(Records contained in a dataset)
━━━━━━━━━━━━━━━━━━━━━━━━━━━━━━
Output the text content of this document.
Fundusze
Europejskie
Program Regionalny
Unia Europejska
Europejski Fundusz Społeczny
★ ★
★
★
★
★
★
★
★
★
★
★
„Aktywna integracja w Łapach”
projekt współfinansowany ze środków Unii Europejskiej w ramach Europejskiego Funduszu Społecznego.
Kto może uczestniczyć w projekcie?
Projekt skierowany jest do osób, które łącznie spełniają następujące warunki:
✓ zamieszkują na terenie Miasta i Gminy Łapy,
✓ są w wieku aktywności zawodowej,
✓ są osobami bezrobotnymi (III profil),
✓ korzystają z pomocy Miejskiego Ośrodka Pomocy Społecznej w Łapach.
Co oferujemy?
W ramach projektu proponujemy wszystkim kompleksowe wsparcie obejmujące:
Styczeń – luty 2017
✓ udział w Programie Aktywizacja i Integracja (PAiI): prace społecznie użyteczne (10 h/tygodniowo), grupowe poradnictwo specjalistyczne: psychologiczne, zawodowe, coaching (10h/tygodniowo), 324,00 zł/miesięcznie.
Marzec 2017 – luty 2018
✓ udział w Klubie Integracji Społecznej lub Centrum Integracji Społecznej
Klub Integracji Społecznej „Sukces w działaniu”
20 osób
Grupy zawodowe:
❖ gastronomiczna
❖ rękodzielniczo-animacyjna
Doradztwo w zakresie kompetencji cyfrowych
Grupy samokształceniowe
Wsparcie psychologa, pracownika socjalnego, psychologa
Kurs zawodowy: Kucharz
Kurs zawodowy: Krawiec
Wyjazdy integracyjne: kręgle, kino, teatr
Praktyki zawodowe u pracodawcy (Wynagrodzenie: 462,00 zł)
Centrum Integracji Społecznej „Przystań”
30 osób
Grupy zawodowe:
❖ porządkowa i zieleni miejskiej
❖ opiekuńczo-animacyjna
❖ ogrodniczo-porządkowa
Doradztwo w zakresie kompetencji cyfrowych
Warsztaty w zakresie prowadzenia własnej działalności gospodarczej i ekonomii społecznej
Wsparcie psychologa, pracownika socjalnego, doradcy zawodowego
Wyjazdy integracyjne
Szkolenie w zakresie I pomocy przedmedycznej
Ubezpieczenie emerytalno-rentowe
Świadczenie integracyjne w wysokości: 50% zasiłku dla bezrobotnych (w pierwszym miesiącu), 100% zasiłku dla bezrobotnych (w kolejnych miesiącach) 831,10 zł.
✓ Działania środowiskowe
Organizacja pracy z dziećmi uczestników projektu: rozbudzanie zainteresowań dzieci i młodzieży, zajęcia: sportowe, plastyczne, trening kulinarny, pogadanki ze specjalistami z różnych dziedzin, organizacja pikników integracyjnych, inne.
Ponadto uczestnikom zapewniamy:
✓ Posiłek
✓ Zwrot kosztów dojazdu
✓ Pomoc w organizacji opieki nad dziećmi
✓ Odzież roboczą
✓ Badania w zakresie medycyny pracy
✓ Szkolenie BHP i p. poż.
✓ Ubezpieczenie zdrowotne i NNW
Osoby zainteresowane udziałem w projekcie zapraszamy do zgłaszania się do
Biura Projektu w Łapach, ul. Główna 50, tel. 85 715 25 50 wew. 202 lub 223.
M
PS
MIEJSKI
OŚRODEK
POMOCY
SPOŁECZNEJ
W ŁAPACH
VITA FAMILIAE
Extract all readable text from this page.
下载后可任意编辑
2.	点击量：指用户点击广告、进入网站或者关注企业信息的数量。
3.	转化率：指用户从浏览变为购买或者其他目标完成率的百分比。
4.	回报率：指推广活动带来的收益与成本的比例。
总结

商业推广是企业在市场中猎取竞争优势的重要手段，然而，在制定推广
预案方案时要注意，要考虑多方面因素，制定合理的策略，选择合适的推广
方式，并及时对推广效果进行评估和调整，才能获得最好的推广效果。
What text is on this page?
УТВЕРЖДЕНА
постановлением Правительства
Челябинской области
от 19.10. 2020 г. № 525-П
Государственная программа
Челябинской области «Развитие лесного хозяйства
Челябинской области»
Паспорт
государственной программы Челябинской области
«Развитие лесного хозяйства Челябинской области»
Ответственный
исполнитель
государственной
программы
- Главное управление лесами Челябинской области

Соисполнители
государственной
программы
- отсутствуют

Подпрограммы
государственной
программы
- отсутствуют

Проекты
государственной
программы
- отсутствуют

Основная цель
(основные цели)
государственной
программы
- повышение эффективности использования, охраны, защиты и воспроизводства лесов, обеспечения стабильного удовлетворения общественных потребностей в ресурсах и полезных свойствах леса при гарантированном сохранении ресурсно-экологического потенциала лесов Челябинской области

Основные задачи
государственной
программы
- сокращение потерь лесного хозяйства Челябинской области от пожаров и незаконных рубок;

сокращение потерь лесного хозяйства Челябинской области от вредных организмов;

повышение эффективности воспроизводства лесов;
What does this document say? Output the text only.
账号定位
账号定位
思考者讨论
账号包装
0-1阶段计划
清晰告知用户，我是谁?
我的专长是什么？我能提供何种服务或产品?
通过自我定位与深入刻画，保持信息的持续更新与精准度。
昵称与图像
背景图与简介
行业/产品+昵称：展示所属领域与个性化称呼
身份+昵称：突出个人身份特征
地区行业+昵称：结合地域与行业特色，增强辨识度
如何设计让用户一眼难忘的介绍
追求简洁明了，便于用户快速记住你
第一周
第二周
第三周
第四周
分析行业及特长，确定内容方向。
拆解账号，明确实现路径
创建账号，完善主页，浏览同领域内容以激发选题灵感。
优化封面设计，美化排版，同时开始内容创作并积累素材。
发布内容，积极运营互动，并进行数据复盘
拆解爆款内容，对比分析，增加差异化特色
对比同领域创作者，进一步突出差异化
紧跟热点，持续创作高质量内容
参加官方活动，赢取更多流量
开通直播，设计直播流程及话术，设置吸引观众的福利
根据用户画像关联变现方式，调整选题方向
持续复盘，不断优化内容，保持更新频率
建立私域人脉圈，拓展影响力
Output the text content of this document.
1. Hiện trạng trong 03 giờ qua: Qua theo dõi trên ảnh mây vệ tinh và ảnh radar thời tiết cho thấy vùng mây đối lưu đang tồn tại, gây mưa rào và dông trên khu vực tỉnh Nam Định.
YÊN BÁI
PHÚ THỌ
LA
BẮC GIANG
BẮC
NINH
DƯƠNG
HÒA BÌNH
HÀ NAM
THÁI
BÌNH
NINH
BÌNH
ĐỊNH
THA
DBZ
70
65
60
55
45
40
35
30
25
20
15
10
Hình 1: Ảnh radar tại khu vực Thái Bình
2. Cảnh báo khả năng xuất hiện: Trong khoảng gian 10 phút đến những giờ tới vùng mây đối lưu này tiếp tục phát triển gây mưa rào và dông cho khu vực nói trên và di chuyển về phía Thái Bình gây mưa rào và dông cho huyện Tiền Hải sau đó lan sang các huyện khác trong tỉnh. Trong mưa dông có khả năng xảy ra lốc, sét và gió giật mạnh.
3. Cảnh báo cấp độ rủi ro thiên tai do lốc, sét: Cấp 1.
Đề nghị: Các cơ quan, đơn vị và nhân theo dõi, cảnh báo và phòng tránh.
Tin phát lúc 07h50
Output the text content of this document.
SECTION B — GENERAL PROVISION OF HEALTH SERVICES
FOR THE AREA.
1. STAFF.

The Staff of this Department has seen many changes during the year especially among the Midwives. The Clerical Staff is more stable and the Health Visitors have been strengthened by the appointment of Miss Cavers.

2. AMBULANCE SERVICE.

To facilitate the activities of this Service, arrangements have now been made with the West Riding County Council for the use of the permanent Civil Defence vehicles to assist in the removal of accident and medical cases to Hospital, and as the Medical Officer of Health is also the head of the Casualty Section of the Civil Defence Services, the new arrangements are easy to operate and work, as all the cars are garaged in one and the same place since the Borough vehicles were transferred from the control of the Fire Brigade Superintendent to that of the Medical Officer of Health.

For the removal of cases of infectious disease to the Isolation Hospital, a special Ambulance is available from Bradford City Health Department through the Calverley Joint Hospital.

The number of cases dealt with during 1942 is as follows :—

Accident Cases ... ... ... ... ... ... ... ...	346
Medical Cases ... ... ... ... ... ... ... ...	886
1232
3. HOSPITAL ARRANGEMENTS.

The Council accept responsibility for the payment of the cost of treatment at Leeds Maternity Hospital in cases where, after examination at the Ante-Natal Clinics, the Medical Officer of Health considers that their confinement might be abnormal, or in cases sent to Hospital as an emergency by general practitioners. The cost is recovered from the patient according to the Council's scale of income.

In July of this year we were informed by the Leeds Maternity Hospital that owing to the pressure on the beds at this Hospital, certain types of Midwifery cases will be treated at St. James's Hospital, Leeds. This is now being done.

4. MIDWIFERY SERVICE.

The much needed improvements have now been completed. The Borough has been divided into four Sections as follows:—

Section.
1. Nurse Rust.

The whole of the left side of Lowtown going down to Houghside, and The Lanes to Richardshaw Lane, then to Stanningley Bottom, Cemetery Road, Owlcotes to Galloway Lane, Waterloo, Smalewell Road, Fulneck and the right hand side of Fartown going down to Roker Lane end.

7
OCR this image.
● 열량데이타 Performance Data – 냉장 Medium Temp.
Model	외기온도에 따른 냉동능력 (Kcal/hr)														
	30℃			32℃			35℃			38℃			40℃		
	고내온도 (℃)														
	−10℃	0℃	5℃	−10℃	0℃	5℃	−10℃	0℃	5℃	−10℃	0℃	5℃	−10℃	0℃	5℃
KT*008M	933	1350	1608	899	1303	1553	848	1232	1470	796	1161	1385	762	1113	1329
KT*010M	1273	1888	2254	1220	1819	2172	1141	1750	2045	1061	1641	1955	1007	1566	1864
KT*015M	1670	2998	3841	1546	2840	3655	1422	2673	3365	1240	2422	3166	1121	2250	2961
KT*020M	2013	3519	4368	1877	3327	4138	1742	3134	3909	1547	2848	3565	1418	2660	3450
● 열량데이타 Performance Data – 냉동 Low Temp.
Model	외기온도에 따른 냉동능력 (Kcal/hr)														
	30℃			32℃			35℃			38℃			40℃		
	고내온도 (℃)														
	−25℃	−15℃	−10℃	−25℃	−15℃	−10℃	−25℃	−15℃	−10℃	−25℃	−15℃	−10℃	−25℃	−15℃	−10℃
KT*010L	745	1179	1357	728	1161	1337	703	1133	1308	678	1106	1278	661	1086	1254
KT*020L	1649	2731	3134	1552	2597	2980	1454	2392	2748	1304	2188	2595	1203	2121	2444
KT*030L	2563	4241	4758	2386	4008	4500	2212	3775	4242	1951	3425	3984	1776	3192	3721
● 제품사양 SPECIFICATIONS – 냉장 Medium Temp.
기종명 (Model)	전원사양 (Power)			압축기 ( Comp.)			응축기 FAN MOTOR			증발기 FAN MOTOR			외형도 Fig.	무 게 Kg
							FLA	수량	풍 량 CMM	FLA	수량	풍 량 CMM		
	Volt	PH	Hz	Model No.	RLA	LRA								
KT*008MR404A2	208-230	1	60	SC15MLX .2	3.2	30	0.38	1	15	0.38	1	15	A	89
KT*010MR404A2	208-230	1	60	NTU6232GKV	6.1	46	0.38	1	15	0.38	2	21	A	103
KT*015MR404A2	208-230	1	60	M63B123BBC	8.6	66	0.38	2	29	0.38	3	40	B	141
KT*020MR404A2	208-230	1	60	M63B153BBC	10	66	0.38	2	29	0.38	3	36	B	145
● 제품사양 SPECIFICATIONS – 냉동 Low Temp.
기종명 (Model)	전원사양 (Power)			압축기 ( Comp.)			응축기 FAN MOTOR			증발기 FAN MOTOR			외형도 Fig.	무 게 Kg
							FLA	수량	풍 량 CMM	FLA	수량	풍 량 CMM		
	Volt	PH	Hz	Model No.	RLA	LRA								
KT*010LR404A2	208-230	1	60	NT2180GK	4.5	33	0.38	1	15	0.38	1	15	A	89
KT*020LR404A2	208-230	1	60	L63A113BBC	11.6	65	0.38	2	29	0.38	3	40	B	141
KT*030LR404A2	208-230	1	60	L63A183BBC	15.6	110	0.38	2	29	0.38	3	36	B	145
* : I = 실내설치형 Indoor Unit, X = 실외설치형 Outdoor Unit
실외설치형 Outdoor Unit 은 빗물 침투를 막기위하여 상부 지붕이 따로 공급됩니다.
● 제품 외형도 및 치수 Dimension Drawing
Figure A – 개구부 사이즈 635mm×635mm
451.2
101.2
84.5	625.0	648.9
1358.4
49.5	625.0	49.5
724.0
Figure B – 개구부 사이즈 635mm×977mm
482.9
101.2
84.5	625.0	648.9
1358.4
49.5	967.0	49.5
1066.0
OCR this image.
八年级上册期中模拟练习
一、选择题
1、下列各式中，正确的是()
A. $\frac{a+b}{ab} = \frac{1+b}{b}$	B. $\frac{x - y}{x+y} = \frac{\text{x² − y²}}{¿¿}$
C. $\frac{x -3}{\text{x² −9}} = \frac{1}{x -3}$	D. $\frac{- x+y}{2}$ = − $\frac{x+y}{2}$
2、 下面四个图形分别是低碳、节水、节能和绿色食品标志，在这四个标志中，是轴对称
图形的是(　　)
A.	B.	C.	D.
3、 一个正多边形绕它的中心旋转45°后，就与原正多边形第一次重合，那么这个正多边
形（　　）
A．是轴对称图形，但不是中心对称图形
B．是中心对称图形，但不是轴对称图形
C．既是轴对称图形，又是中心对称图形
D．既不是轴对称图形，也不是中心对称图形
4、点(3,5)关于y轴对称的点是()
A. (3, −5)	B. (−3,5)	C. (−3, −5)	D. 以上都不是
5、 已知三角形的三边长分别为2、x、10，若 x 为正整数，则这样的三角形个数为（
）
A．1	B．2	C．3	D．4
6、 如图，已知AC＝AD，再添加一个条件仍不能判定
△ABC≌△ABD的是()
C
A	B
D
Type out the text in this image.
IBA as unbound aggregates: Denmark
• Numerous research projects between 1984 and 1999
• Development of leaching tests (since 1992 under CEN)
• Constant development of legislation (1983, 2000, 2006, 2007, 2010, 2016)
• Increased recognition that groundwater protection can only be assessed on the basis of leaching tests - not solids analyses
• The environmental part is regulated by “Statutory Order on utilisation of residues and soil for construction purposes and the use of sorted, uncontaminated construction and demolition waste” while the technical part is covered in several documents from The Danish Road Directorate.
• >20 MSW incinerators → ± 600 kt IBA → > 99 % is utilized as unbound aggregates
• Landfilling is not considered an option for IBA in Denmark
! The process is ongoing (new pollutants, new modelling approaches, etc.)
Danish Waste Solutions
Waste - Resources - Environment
━━━━━━━━━━━━━━━━━━━━━━━━━━━━━━
Pull out every line containing "Temp".

--- TASK ANSWER ---
● 열량데이타 Performance Data – 냉장 Medium Temp.
● 열량데이타 Performance Data – 냉동 Low Temp.
● 제품사양 SPECIFICATIONS – 냉장 Medium Temp.
● 제품사양 SPECIFICATIONS – 냉동 Low Temp.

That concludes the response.